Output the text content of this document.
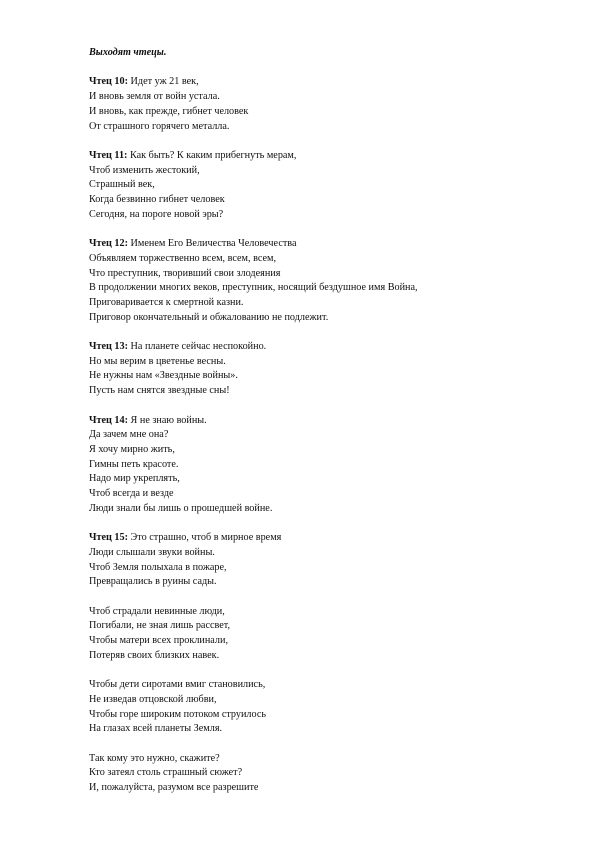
Выходят чтецы.
Чтец 10: Идет уж 21 век,
И вновь земля от войн устала.
И вновь, как прежде, гибнет человек
От страшного горячего металла.
Чтец 11: Как быть? К каким прибегнуть мерам,
Чтоб изменить жестокий,
Страшный век,
Когда безвинно гибнет человек
Сегодня, на пороге новой эры?
Чтец 12: Именем Его Величества Человечества
Объявляем торжественно всем, всем, всем,
Что преступник, творивший свои злодеяния
В продолжении многих веков, преступник, носящий бездушное имя Война,
Приговаривается к смертной казни.
Приговор окончательный и обжалованию не подлежит.
Чтец 13: На планете сейчас неспокойно.
Но мы верим в цветенье весны.
Не нужны нам «Звездные войны».
Пусть нам снятся звездные сны!
Чтец 14: Я не знаю войны.
Да зачем мне она?
Я хочу мирно жить,
Гимны петь красоте.
Надо мир укреплять,
Чтоб всегда и везде
Люди знали бы лишь о прошедшей войне.
Чтец 15: Это страшно, чтоб в мирное время
Люди слышали звуки войны.
Чтоб Земля полыхала в пожаре,
Превращались в руины сады.
Чтоб страдали невинные люди,
Погибали, не зная лишь рассвет,
Чтобы матери всех проклинали,
Потеряв своих близких навек.
Чтобы дети сиротами вмиг становились,
Не изведав отцовской любви,
Чтобы горе широким потоком струилось
На глазах всей планеты Земля.
Так кому это нужно, скажите?
Кто затеял столь страшный сюжет?
И, пожалуйста, разумом все разрешите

Short exercise -
Search the listing for the word "войны" and return each line that holds it.

Completed exercise -
Не нужны нам «Звездные войны».
Чтец 14: Я не знаю войны.
Люди слышали звуки войны.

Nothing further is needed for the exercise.